▶ _SET EXERCISE_
Your task is to copy the listing exactly. Drop any pictures from the copy.
⟨
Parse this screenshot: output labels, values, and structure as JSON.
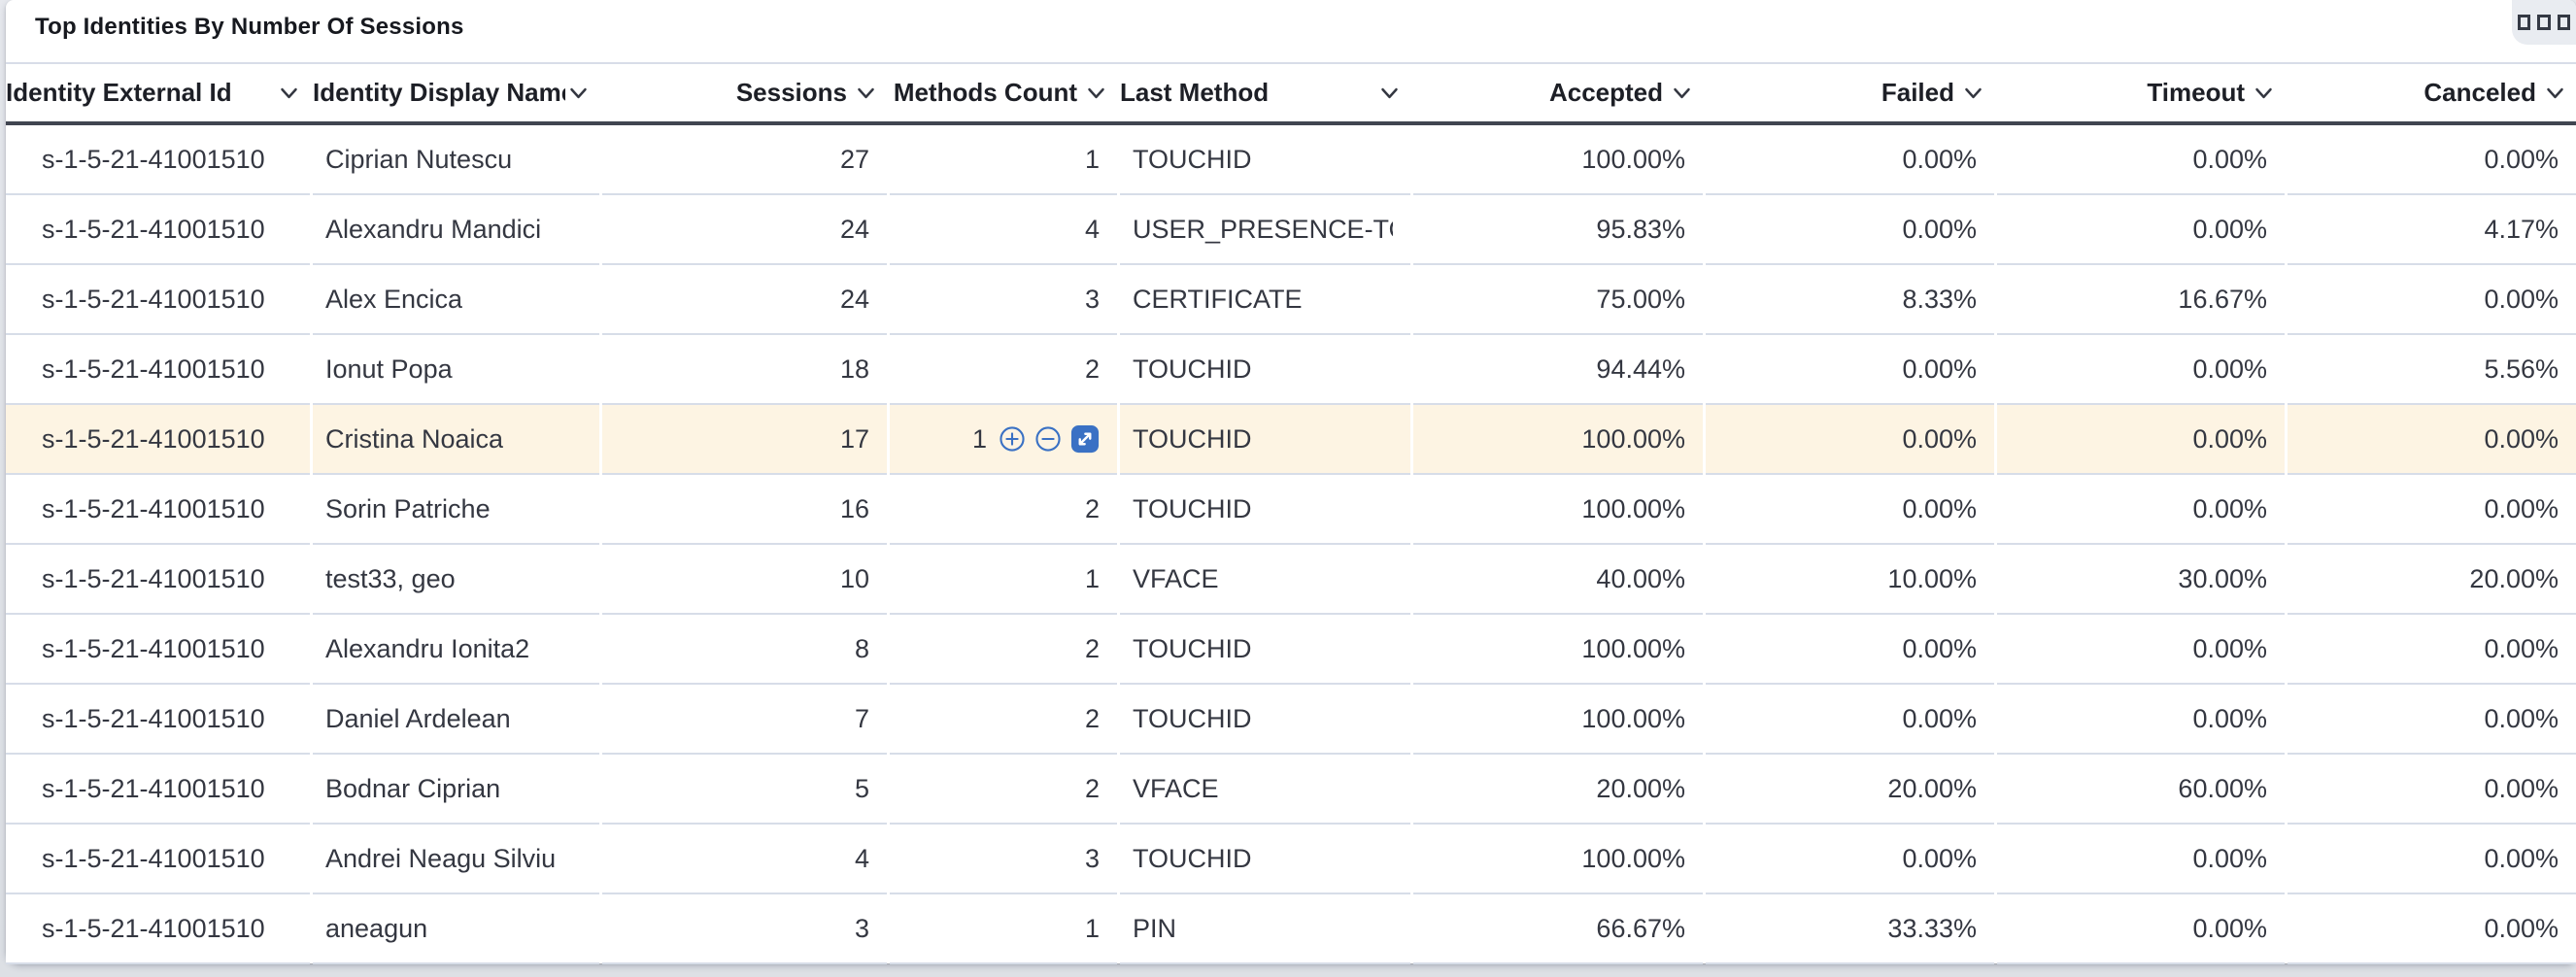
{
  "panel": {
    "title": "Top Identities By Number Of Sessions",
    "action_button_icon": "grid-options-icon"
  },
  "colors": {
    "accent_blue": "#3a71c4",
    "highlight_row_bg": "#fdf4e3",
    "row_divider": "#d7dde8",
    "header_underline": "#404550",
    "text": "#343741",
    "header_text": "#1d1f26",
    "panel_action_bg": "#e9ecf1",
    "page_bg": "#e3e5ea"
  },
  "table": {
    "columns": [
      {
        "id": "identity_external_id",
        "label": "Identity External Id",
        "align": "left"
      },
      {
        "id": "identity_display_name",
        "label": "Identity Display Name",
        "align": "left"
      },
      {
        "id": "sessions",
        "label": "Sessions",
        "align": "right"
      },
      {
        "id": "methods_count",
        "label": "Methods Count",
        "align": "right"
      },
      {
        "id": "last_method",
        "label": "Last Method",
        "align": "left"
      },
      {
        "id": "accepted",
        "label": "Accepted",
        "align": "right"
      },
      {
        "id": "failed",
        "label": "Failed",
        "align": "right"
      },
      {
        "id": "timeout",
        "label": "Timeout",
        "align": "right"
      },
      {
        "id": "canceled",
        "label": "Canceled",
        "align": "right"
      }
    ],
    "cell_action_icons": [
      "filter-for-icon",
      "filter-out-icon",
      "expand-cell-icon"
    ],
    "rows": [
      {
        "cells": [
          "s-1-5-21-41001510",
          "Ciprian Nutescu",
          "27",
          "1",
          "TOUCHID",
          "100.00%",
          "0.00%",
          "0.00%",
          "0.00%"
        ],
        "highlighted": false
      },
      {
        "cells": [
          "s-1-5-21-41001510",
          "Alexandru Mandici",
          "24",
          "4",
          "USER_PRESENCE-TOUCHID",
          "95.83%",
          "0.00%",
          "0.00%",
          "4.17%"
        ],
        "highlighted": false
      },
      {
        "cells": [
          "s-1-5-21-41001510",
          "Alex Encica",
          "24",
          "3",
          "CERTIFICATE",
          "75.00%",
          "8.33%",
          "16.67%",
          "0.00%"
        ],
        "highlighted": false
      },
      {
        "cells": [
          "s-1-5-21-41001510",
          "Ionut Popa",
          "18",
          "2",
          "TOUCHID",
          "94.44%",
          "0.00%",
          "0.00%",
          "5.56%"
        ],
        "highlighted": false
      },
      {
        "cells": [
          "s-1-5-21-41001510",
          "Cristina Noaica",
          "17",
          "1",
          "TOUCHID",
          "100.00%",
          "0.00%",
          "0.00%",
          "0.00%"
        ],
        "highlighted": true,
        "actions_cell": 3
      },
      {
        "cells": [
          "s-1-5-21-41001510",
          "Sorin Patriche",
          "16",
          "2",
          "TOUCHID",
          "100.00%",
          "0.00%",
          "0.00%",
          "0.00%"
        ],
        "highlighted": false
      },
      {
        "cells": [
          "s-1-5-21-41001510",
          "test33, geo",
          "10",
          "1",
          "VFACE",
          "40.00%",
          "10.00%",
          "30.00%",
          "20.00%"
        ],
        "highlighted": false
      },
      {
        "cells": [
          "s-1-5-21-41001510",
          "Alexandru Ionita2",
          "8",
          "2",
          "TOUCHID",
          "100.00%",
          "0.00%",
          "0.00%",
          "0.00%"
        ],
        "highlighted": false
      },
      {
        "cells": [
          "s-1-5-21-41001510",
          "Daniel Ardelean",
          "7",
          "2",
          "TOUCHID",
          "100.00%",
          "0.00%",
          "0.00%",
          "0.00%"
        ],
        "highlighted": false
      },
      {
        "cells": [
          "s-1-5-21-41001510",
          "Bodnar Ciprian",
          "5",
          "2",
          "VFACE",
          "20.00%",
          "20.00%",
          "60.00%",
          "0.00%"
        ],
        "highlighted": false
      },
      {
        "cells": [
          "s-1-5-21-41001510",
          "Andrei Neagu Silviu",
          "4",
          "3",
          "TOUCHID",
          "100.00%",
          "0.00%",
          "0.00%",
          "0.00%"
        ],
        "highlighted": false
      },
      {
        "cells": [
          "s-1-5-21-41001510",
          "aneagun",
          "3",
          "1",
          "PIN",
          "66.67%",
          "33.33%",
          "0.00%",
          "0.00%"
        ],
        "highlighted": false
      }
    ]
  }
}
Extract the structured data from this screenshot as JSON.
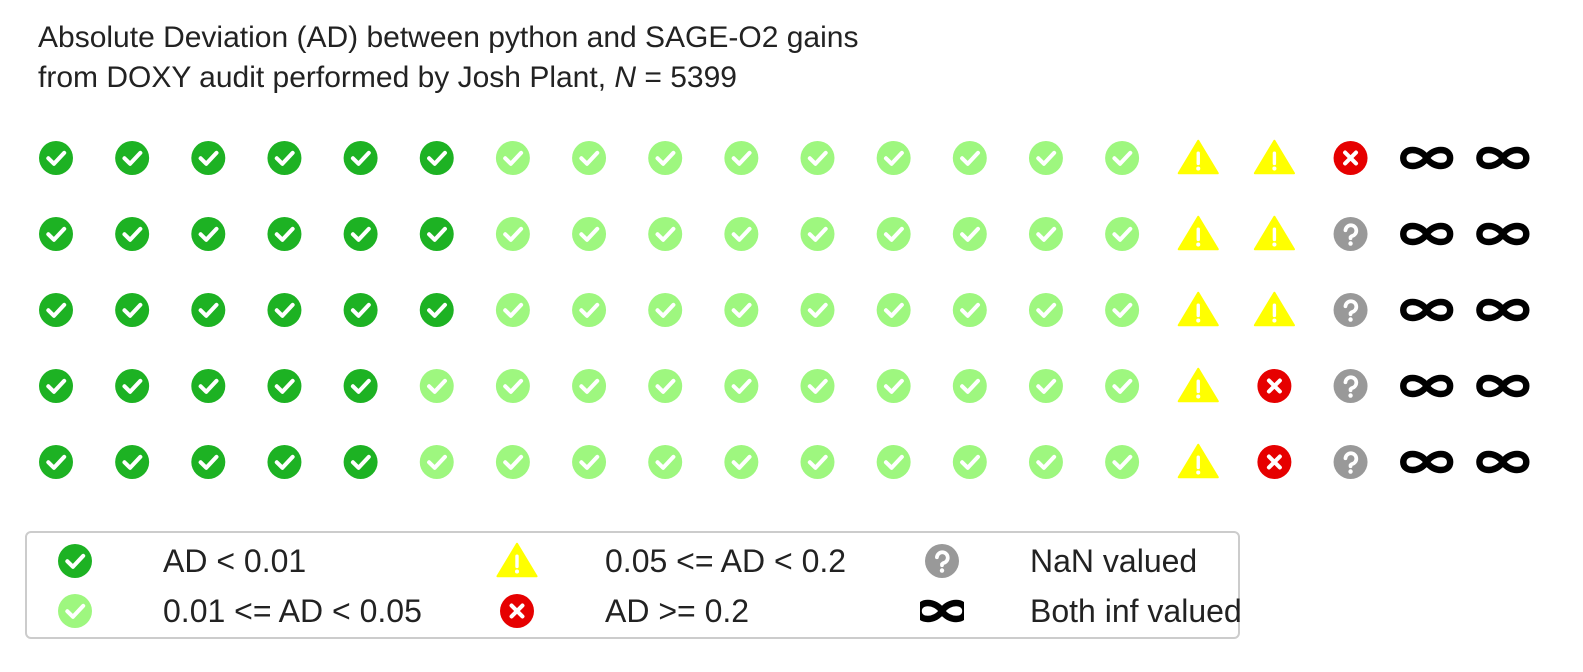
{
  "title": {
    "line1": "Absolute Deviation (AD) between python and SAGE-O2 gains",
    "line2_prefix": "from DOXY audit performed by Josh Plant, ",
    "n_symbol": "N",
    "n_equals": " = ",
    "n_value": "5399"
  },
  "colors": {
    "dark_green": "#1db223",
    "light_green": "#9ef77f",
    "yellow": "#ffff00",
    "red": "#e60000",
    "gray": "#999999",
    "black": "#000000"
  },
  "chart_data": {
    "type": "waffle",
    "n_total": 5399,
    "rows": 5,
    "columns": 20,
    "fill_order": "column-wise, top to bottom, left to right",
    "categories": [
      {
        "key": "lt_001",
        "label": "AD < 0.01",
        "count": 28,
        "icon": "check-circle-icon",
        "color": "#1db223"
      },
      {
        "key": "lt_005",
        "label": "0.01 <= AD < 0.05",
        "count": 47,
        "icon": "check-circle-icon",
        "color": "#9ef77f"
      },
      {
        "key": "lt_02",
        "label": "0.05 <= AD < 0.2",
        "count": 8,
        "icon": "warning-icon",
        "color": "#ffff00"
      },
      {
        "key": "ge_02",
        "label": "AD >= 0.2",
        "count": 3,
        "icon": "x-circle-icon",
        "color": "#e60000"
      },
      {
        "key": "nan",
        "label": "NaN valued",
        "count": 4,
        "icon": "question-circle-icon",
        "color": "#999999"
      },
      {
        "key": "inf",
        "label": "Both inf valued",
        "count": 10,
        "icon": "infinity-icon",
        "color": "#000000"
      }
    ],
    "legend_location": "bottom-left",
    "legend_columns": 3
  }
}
⟩
▶ _RESPONSE TO THE EXERCISE_
Parse this screenshot: output labels, values, and structure as JSON.
{
  "panel": {
    "title": "Top Identities By Number Of Sessions",
    "action_button_icon": "grid-options-icon"
  },
  "colors": {
    "accent_blue": "#3a71c4",
    "highlight_row_bg": "#fdf4e3",
    "row_divider": "#d7dde8",
    "header_underline": "#404550",
    "text": "#343741",
    "header_text": "#1d1f26",
    "panel_action_bg": "#e9ecf1",
    "page_bg": "#e3e5ea"
  },
  "table": {
    "columns": [
      {
        "id": "identity_external_id",
        "label": "Identity External Id",
        "align": "left"
      },
      {
        "id": "identity_display_name",
        "label": "Identity Display Name",
        "align": "left"
      },
      {
        "id": "sessions",
        "label": "Sessions",
        "align": "right"
      },
      {
        "id": "methods_count",
        "label": "Methods Count",
        "align": "right"
      },
      {
        "id": "last_method",
        "label": "Last Method",
        "align": "left"
      },
      {
        "id": "accepted",
        "label": "Accepted",
        "align": "right"
      },
      {
        "id": "failed",
        "label": "Failed",
        "align": "right"
      },
      {
        "id": "timeout",
        "label": "Timeout",
        "align": "right"
      },
      {
        "id": "canceled",
        "label": "Canceled",
        "align": "right"
      }
    ],
    "cell_action_icons": [
      "filter-for-icon",
      "filter-out-icon",
      "expand-cell-icon"
    ],
    "rows": [
      {
        "cells": [
          "s-1-5-21-41001510",
          "Ciprian Nutescu",
          "27",
          "1",
          "TOUCHID",
          "100.00%",
          "0.00%",
          "0.00%",
          "0.00%"
        ],
        "highlighted": false
      },
      {
        "cells": [
          "s-1-5-21-41001510",
          "Alexandru Mandici",
          "24",
          "4",
          "USER_PRESENCE-TOUCHID",
          "95.83%",
          "0.00%",
          "0.00%",
          "4.17%"
        ],
        "highlighted": false
      },
      {
        "cells": [
          "s-1-5-21-41001510",
          "Alex Encica",
          "24",
          "3",
          "CERTIFICATE",
          "75.00%",
          "8.33%",
          "16.67%",
          "0.00%"
        ],
        "highlighted": false
      },
      {
        "cells": [
          "s-1-5-21-41001510",
          "Ionut Popa",
          "18",
          "2",
          "TOUCHID",
          "94.44%",
          "0.00%",
          "0.00%",
          "5.56%"
        ],
        "highlighted": false
      },
      {
        "cells": [
          "s-1-5-21-41001510",
          "Cristina Noaica",
          "17",
          "1",
          "TOUCHID",
          "100.00%",
          "0.00%",
          "0.00%",
          "0.00%"
        ],
        "highlighted": true,
        "actions_cell": 3
      },
      {
        "cells": [
          "s-1-5-21-41001510",
          "Sorin Patriche",
          "16",
          "2",
          "TOUCHID",
          "100.00%",
          "0.00%",
          "0.00%",
          "0.00%"
        ],
        "highlighted": false
      },
      {
        "cells": [
          "s-1-5-21-41001510",
          "test33, geo",
          "10",
          "1",
          "VFACE",
          "40.00%",
          "10.00%",
          "30.00%",
          "20.00%"
        ],
        "highlighted": false
      },
      {
        "cells": [
          "s-1-5-21-41001510",
          "Alexandru Ionita2",
          "8",
          "2",
          "TOUCHID",
          "100.00%",
          "0.00%",
          "0.00%",
          "0.00%"
        ],
        "highlighted": false
      },
      {
        "cells": [
          "s-1-5-21-41001510",
          "Daniel Ardelean",
          "7",
          "2",
          "TOUCHID",
          "100.00%",
          "0.00%",
          "0.00%",
          "0.00%"
        ],
        "highlighted": false
      },
      {
        "cells": [
          "s-1-5-21-41001510",
          "Bodnar Ciprian",
          "5",
          "2",
          "VFACE",
          "20.00%",
          "20.00%",
          "60.00%",
          "0.00%"
        ],
        "highlighted": false
      },
      {
        "cells": [
          "s-1-5-21-41001510",
          "Andrei Neagu Silviu",
          "4",
          "3",
          "TOUCHID",
          "100.00%",
          "0.00%",
          "0.00%",
          "0.00%"
        ],
        "highlighted": false
      },
      {
        "cells": [
          "s-1-5-21-41001510",
          "aneagun",
          "3",
          "1",
          "PIN",
          "66.67%",
          "33.33%",
          "0.00%",
          "0.00%"
        ],
        "highlighted": false
      }
    ]
  }
}
Extract the structured data from this screenshot as JSON.
{
  "title": {
    "line1": "Absolute Deviation (AD) between python and SAGE-O2 gains",
    "line2_prefix": "from DOXY audit performed by Josh Plant, ",
    "n_symbol": "N",
    "n_equals": " = ",
    "n_value": "5399"
  },
  "colors": {
    "dark_green": "#1db223",
    "light_green": "#9ef77f",
    "yellow": "#ffff00",
    "red": "#e60000",
    "gray": "#999999",
    "black": "#000000"
  },
  "chart_data": {
    "type": "waffle",
    "n_total": 5399,
    "rows": 5,
    "columns": 20,
    "fill_order": "column-wise, top to bottom, left to right",
    "categories": [
      {
        "key": "lt_001",
        "label": "AD < 0.01",
        "count": 28,
        "icon": "check-circle-icon",
        "color": "#1db223"
      },
      {
        "key": "lt_005",
        "label": "0.01 <= AD < 0.05",
        "count": 47,
        "icon": "check-circle-icon",
        "color": "#9ef77f"
      },
      {
        "key": "lt_02",
        "label": "0.05 <= AD < 0.2",
        "count": 8,
        "icon": "warning-icon",
        "color": "#ffff00"
      },
      {
        "key": "ge_02",
        "label": "AD >= 0.2",
        "count": 3,
        "icon": "x-circle-icon",
        "color": "#e60000"
      },
      {
        "key": "nan",
        "label": "NaN valued",
        "count": 4,
        "icon": "question-circle-icon",
        "color": "#999999"
      },
      {
        "key": "inf",
        "label": "Both inf valued",
        "count": 10,
        "icon": "infinity-icon",
        "color": "#000000"
      }
    ],
    "legend_location": "bottom-left",
    "legend_columns": 3
  }
}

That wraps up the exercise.